■ DIRECTIVES ■
[1] In the commentary on Gorman's poem, shorten the paragraph that begins "At the same time, she recognizes" and keep its main facts.
[2] Write a continuation of the commentary on Gorman's poem that starts after its final sentence.

■ DOCUMENT EXCERPT ■
The thing with hearing your own words quoted back to you is it’s really hard to argue against your own brilliant thoughts!
So Gorman says, yes, by all means, let’s Make America Great… for everyone.
At the same time, she recognizes that for those on the left side of the political spectrum, the words Make America Great Again have many negative connotations. So rather than use these words directly, she goes back to the words popularized by Ronald Reagan (a member of the conservative right) and quotes his words about the “city upon a hill” (admired by the world over).
What incredible emotional intelligence to recognize her two extremely disparate audiences and try to weave together a message that lands just right.
I love how Gorman ends her poem.
“For there is always light, if only we’re brave enough to see it…”
Yes, there is hope for a better future, but we have to have the courage to notice it.
“…if only we’re brave enough to be it.”
And rather than blame others for the darkness, she argues we need to be brave enough to be the better future we seek.

■ RECORDED INFORMATION ■
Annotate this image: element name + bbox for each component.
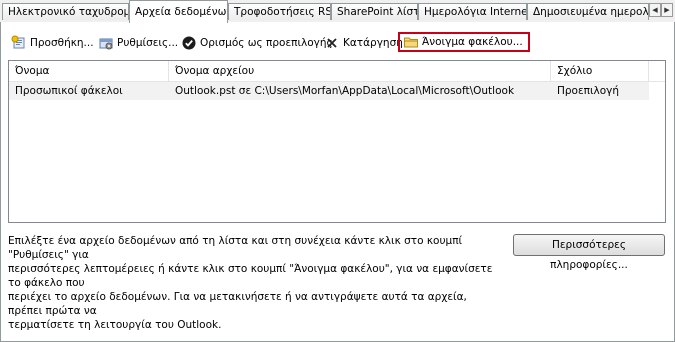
row-name-cell: Προσωπικοί φάκελοι [15, 85, 123, 97]
tab-scroll-right-button[interactable]: ▶ [661, 3, 673, 17]
description-line: τερματίσετε τη λειτουργία του Outlook. [8, 319, 222, 331]
data-files-list[interactable]: Όνομα Όνομα αρχείου Σχόλιο Προσωπικοί φά… [8, 60, 666, 223]
column-header-name[interactable]: Όνομα [9, 61, 169, 81]
add-button-label: Προσθήκη... [30, 37, 94, 49]
more-info-button[interactable]: Περισσότερες πληροφορίες... [513, 234, 665, 271]
tab-rss-feeds[interactable]: Τροφοδοτήσεις RSS [228, 3, 331, 20]
table-row[interactable]: Προσωπικοί φάκελοι Outlook.pst σε C:\Use… [9, 82, 649, 100]
tab-email[interactable]: Ηλεκτρονικό ταχυδρομείο [2, 3, 129, 20]
tab-sharepoint-lists[interactable]: SharePoint λίστες [331, 3, 418, 20]
tab-data-files[interactable]: Αρχεία δεδομένων [129, 0, 228, 23]
tab-published-calendars[interactable]: Δημοσιευμένα ημερολόγια [527, 3, 649, 20]
set-default-button-label: Ορισμός ως προεπιλογής [200, 37, 333, 49]
tab-internet-calendars[interactable]: Ημερολόγια Internet [418, 3, 527, 20]
open-folder-button-label: Άνοιγμα φακέλου... [422, 36, 523, 48]
row-filename-cell: Outlook.pst σε C:\Users\Morfan\AppData\L… [175, 85, 515, 97]
open-folder-button[interactable]: Άνοιγμα φακέλου... [398, 32, 530, 52]
settings-button-label: Ρυθμίσεις... [117, 37, 179, 49]
column-header-filename[interactable]: Όνομα αρχείου [169, 61, 551, 81]
tab-scroll-left-button[interactable]: ◀ [649, 3, 661, 17]
list-header: Όνομα Όνομα αρχείου Σχόλιο [9, 61, 665, 82]
description-line: περιέχει το αρχείο δεδομένων. Για να μετ… [8, 291, 467, 317]
settings-icon [98, 35, 114, 51]
tab-strip: Ηλεκτρονικό ταχυδρομείο Αρχεία δεδομένων… [0, 0, 675, 23]
x-icon [324, 35, 340, 51]
row-comment-cell: Προεπιλογή [557, 85, 620, 97]
remove-button-label: Κατάργηση [343, 37, 403, 49]
description-line: περισσότερες λεπτομέρειες ή κάντε κλικ σ… [8, 263, 493, 289]
column-header-comment[interactable]: Σχόλιο [551, 61, 649, 81]
settings-button[interactable]: Ρυθμίσεις... [98, 34, 178, 52]
add-button[interactable]: Προσθήκη... [11, 34, 94, 52]
description-text: Επιλέξτε ένα αρχείο δεδομένων από τη λίσ… [8, 234, 498, 332]
remove-button[interactable]: Κατάργηση [324, 34, 403, 52]
add-file-icon [11, 35, 27, 51]
description-line: Επιλέξτε ένα αρχείο δεδομένων από τη λίσ… [8, 235, 463, 261]
checkmark-icon [181, 35, 197, 51]
set-default-button[interactable]: Ορισμός ως προεπιλογής [181, 34, 333, 52]
folder-icon [403, 34, 419, 50]
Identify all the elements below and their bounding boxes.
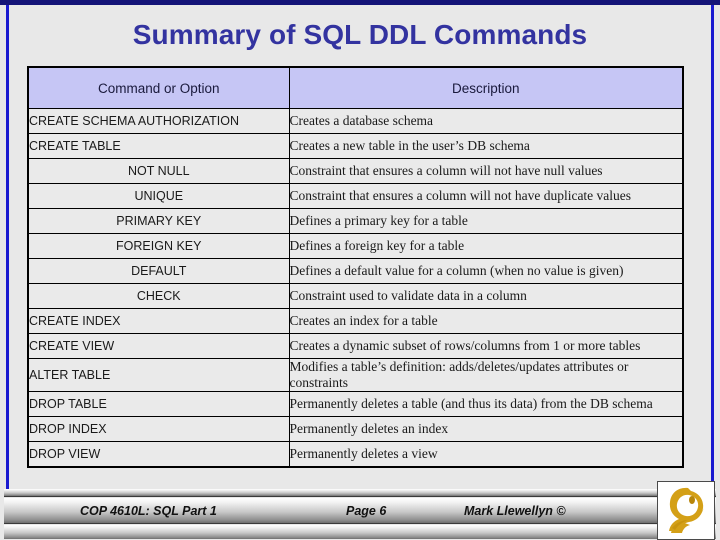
table-header-row: Command or Option Description xyxy=(27,66,684,109)
cell-command: NOT NULL xyxy=(27,158,290,184)
table-row: CREATE TABLE Creates a new table in the u… xyxy=(27,133,684,159)
cell-description: Creates an index for a table xyxy=(288,308,684,334)
table-row: DROP INDEX Permanently deletes an index xyxy=(27,415,684,442)
cell-command: DROP INDEX xyxy=(27,415,290,442)
cell-description: Permanently deletes an index xyxy=(288,415,684,442)
cell-description: Creates a new table in the user’s DB sch… xyxy=(288,133,684,159)
table-row: CREATE VIEW Creates a dynamic subset of r… xyxy=(27,333,684,359)
cell-command: DROP VIEW xyxy=(27,440,290,468)
cell-description: Constraint that ensures a column will no… xyxy=(288,183,684,209)
cell-description: Constraint used to validate data in a co… xyxy=(288,283,684,309)
cell-description: Defines a default value for a column (wh… xyxy=(288,258,684,284)
footer-course: COP 4610L: SQL Part 1 xyxy=(80,504,217,518)
cell-description: Defines a foreign key for a table xyxy=(288,233,684,259)
table-row: PRIMARY KEY Defines a primary key for a t… xyxy=(27,208,684,234)
page-title: Summary of SQL DDL Commands xyxy=(132,19,588,50)
footer-band-bottom xyxy=(4,525,716,539)
cell-command: CREATE VIEW xyxy=(27,333,290,359)
footer-band-top xyxy=(4,489,716,497)
cell-command: DROP TABLE xyxy=(27,390,290,417)
cell-command: CHECK xyxy=(27,283,290,309)
footer-page-number: Page 6 xyxy=(346,504,387,518)
cell-command: FOREIGN KEY xyxy=(27,233,290,259)
table-row: DEFAULT Defines a default value for a col… xyxy=(27,258,684,284)
footer-text-row: COP 4610L: SQL Part 1 Page 6 Mark Llewel… xyxy=(4,498,716,524)
column-header-command: Command or Option xyxy=(27,66,290,109)
cell-description: Constraint that ensures a column will no… xyxy=(288,158,684,184)
table-row: CHECK Constraint used to validate data in… xyxy=(27,283,684,309)
table-row: ALTER TABLE Modifies a table’s definition… xyxy=(27,358,684,392)
column-header-description: Description xyxy=(288,66,684,109)
slide-left-border xyxy=(6,5,9,489)
table-row: CREATE SCHEMA AUTHORIZATION Creates a dat… xyxy=(27,108,684,134)
cell-command: UNIQUE xyxy=(27,183,290,209)
cell-command: PRIMARY KEY xyxy=(27,208,290,234)
cell-command: CREATE INDEX xyxy=(27,308,290,334)
footer-author: Mark Llewellyn © xyxy=(464,504,566,518)
ddl-commands-table: Command or Option Description CREATE SCH… xyxy=(27,66,684,468)
slide-top-border xyxy=(0,0,720,5)
table-row: CREATE INDEX Creates an index for a table xyxy=(27,308,684,334)
slide: Summary of SQL DDL Commands Command or O… xyxy=(0,0,720,540)
slide-right-border xyxy=(711,5,714,489)
cell-description: Permanently deletes a view xyxy=(288,440,684,468)
table-row: NOT NULL Constraint that ensures a column… xyxy=(27,158,684,184)
cell-description: Defines a primary key for a table xyxy=(288,208,684,234)
cell-command: ALTER TABLE xyxy=(27,358,290,392)
cell-description: Permanently deletes a table (and thus it… xyxy=(288,390,684,417)
ucf-pegasus-logo-icon xyxy=(657,481,715,540)
table-header: Command or Option Description xyxy=(27,66,684,109)
cell-description: Creates a dynamic subset of rows/columns… xyxy=(288,333,684,359)
table-row: DROP TABLE Permanently deletes a table (a… xyxy=(27,390,684,417)
table-body: CREATE SCHEMA AUTHORIZATION Creates a dat… xyxy=(27,108,684,468)
table-row: FOREIGN KEY Defines a foreign key for a t… xyxy=(27,233,684,259)
cell-command: DEFAULT xyxy=(27,258,290,284)
cell-command: CREATE SCHEMA AUTHORIZATION xyxy=(27,108,290,134)
table-row: DROP VIEW Permanently deletes a view xyxy=(27,440,684,468)
slide-footer: COP 4610L: SQL Part 1 Page 6 Mark Llewel… xyxy=(0,489,720,540)
table-row: UNIQUE Constraint that ensures a column w… xyxy=(27,183,684,209)
cell-description: Modifies a table’s definition: adds/dele… xyxy=(288,358,684,392)
cell-command: CREATE TABLE xyxy=(27,133,290,159)
cell-description: Creates a database schema xyxy=(288,108,684,134)
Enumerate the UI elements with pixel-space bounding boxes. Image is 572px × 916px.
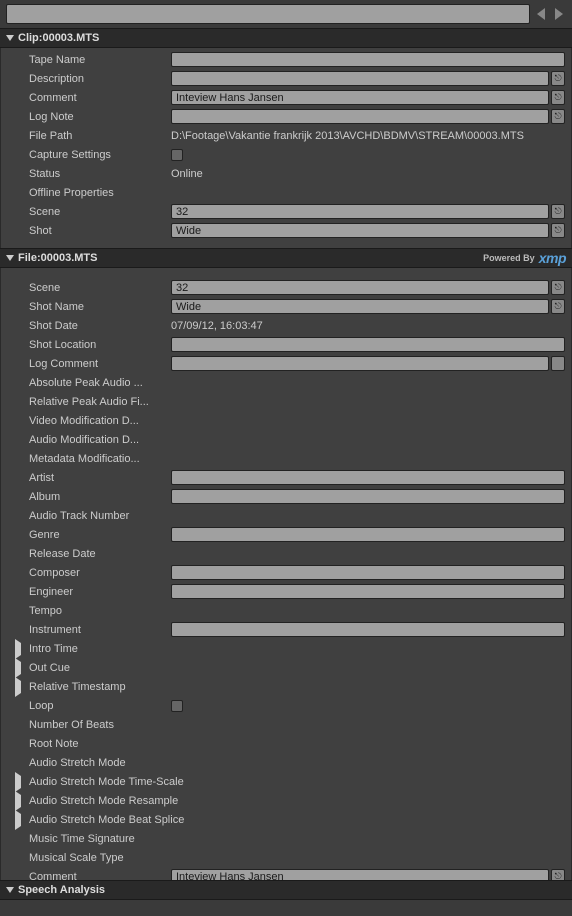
- label-video-mod: Video Modification D...: [29, 415, 167, 427]
- label-release-date: Release Date: [29, 548, 167, 560]
- label-album: Album: [29, 491, 167, 503]
- input-instrument[interactable]: [171, 622, 565, 637]
- input-log-note[interactable]: [171, 109, 549, 124]
- section-header-file[interactable]: File: 00003.MTS Powered By xmp: [0, 248, 572, 268]
- label-abs-peak: Absolute Peak Audio ...: [29, 377, 167, 389]
- link-button[interactable]: ⎋: [551, 109, 565, 124]
- label-shot-location: Shot Location: [29, 339, 167, 351]
- label-genre: Genre: [29, 529, 167, 541]
- checkbox-loop[interactable]: [171, 700, 183, 712]
- label-stretch-mode: Audio Stretch Mode: [29, 757, 167, 769]
- input-artist[interactable]: [171, 470, 565, 485]
- label-shot: Shot: [29, 225, 167, 237]
- label-composer: Composer: [29, 567, 167, 579]
- label-instrument: Instrument: [29, 624, 167, 636]
- label-artist: Artist: [29, 472, 167, 484]
- input-genre[interactable]: [171, 527, 565, 542]
- disclosure-down-icon: [6, 255, 14, 261]
- input-description[interactable]: [171, 71, 549, 86]
- label-rel-peak: Relative Peak Audio Fi...: [29, 396, 167, 408]
- disclosure-down-icon: [6, 887, 14, 893]
- label-log-comment: Log Comment: [29, 358, 167, 370]
- search-input[interactable]: [6, 4, 530, 24]
- link-button[interactable]: ⎋: [551, 223, 565, 238]
- xmp-logo-icon: xmp: [539, 250, 566, 266]
- label-tempo: Tempo: [29, 605, 167, 617]
- label-num-beats: Number Of Beats: [29, 719, 167, 731]
- link-button[interactable]: ⎋: [551, 204, 565, 219]
- disclosure-right-icon[interactable]: [15, 681, 21, 693]
- disclosure-right-icon[interactable]: [15, 814, 21, 826]
- label-engineer: Engineer: [29, 586, 167, 598]
- label-offline-properties: Offline Properties: [29, 187, 167, 199]
- clip-panel: Tape Name Description ⎋ Comment ⎋ Log No…: [0, 48, 572, 248]
- label-scene: Scene: [29, 282, 167, 294]
- label-audio-mod: Audio Modification D...: [29, 434, 167, 446]
- section-header-clip[interactable]: Clip: 00003.MTS: [0, 28, 572, 48]
- input-shot-name[interactable]: [171, 299, 549, 314]
- label-scale-type: Musical Scale Type: [29, 852, 167, 864]
- input-log-comment[interactable]: [171, 356, 549, 371]
- label-log-note: Log Note: [29, 111, 167, 123]
- value-file-path: D:\Footage\Vakantie frankrijk 2013\AVCHD…: [171, 130, 565, 142]
- label-tape-name: Tape Name: [29, 54, 167, 66]
- link-button[interactable]: [551, 356, 565, 371]
- label-file-path: File Path: [29, 130, 167, 142]
- label-rel-timestamp: Relative Timestamp: [29, 681, 167, 693]
- label-file-comment: Comment: [29, 871, 167, 881]
- section-filename: 00003.MTS: [42, 32, 99, 44]
- link-button[interactable]: ⎋: [551, 299, 565, 314]
- input-shot-location[interactable]: [171, 337, 565, 352]
- input-file-comment[interactable]: [171, 869, 549, 880]
- label-track-num: Audio Track Number: [29, 510, 167, 522]
- link-button[interactable]: ⎋: [551, 90, 565, 105]
- input-tape-name[interactable]: [171, 52, 565, 67]
- value-shot-date: 07/09/12, 16:03:47: [171, 320, 565, 332]
- label-meta-mod: Metadata Modificatio...: [29, 453, 167, 465]
- input-shot[interactable]: [171, 223, 549, 238]
- label-loop: Loop: [29, 700, 167, 712]
- xmp-badge: Powered By xmp: [483, 250, 566, 266]
- section-title: Speech Analysis: [18, 884, 105, 896]
- label-shot-date: Shot Date: [29, 320, 167, 332]
- link-button[interactable]: ⎋: [551, 869, 565, 880]
- label-stretch-time: Audio Stretch Mode Time-Scale: [29, 776, 184, 788]
- label-out-cue: Out Cue: [29, 662, 167, 674]
- section-header-speech[interactable]: Speech Analysis: [0, 880, 572, 900]
- disclosure-down-icon: [6, 35, 14, 41]
- label-capture-settings: Capture Settings: [29, 149, 167, 161]
- label-scene: Scene: [29, 206, 167, 218]
- input-file-scene[interactable]: [171, 280, 549, 295]
- disclosure-right-icon[interactable]: [15, 795, 21, 807]
- label-root-note: Root Note: [29, 738, 167, 750]
- input-engineer[interactable]: [171, 584, 565, 599]
- value-status: Online: [171, 168, 565, 180]
- label-intro-time: Intro Time: [29, 643, 167, 655]
- link-button[interactable]: ⎋: [551, 280, 565, 295]
- input-composer[interactable]: [171, 565, 565, 580]
- label-comment: Comment: [29, 92, 167, 104]
- nav-next-button[interactable]: [552, 6, 566, 22]
- disclosure-right-icon[interactable]: [15, 643, 21, 655]
- label-status: Status: [29, 168, 167, 180]
- label-shot-name: Shot Name: [29, 301, 167, 313]
- file-panel: Scene ⎋ Shot Name ⎋ Shot Date 07/09/12, …: [0, 268, 572, 880]
- label-stretch-resample: Audio Stretch Mode Resample: [29, 795, 178, 807]
- nav-prev-button[interactable]: [534, 6, 548, 22]
- label-stretch-beat: Audio Stretch Mode Beat Splice: [29, 814, 184, 826]
- label-description: Description: [29, 73, 167, 85]
- disclosure-right-icon[interactable]: [15, 662, 21, 674]
- section-prefix: File:: [18, 252, 41, 264]
- input-comment[interactable]: [171, 90, 549, 105]
- link-button[interactable]: ⎋: [551, 71, 565, 86]
- input-scene[interactable]: [171, 204, 549, 219]
- disclosure-right-icon[interactable]: [15, 776, 21, 788]
- section-prefix: Clip:: [18, 32, 42, 44]
- label-time-sig: Music Time Signature: [29, 833, 167, 845]
- section-filename: 00003.MTS: [41, 252, 98, 264]
- input-album[interactable]: [171, 489, 565, 504]
- checkbox-capture-settings[interactable]: [171, 149, 183, 161]
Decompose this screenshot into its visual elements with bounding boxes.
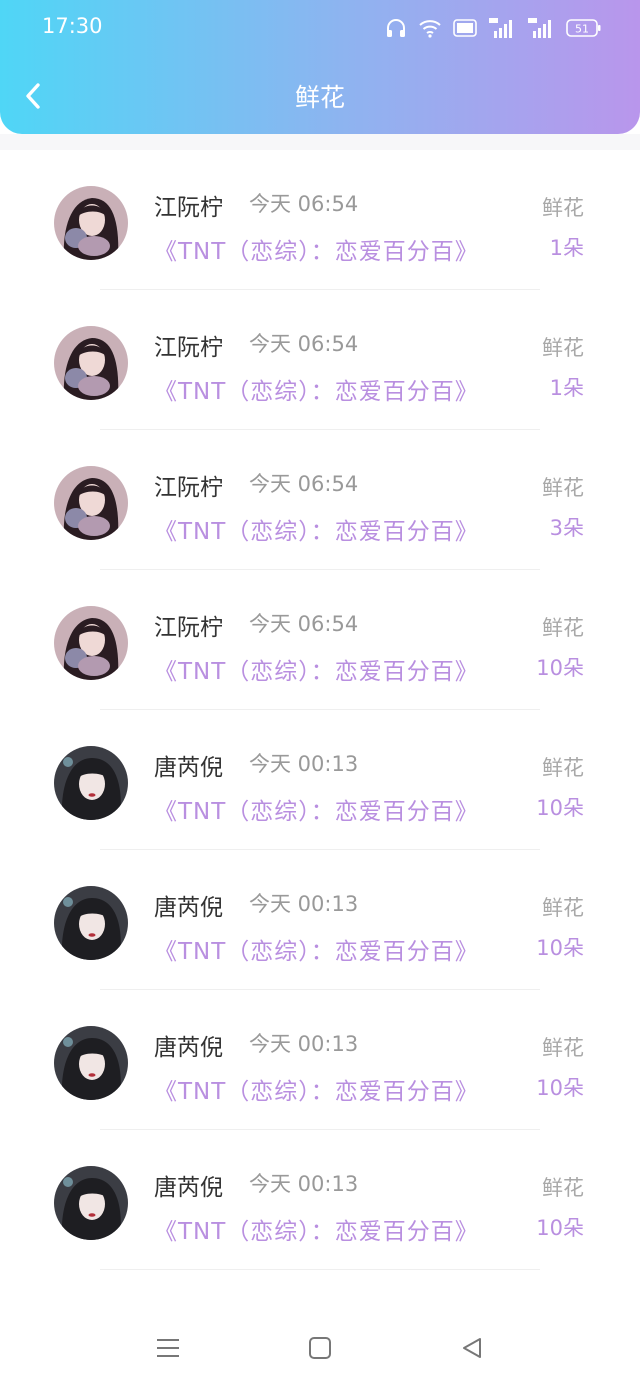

■ ANSWERS FOR THE EXERCISE ■
[1] Gorman knows that people on the political left react badly to "Make America Great Again." Instead of using that phrase, she quotes conservative Ronald Reagan's image of a "city upon a hill" that the whole world admires.

[2]
I see this as yet another sales message to shift from putting our energy into blaming one another for what’s wrong with the country to looking to ourselves to be a part of the better future we seek.
Don’t spend all your energy blaming your neighbor for the country’s woes. Have the courage to be a better neighbor instead.
Given the impossibly difficult task to bridge a country divided, I thought Gorman did a masterful job. Did it pull everyone in the country together? I doubt it. Did she deliver an attempt that was more graceful than 99.999% of Americans could have done? Yes, absolutely.
If you want a case study in how to sell, flex one’s gravitas, utilize intellect to tie together disparate ideas, and have the emotional intelligence to choose your words very deliberately, it’s worth studying the transcript of her poem.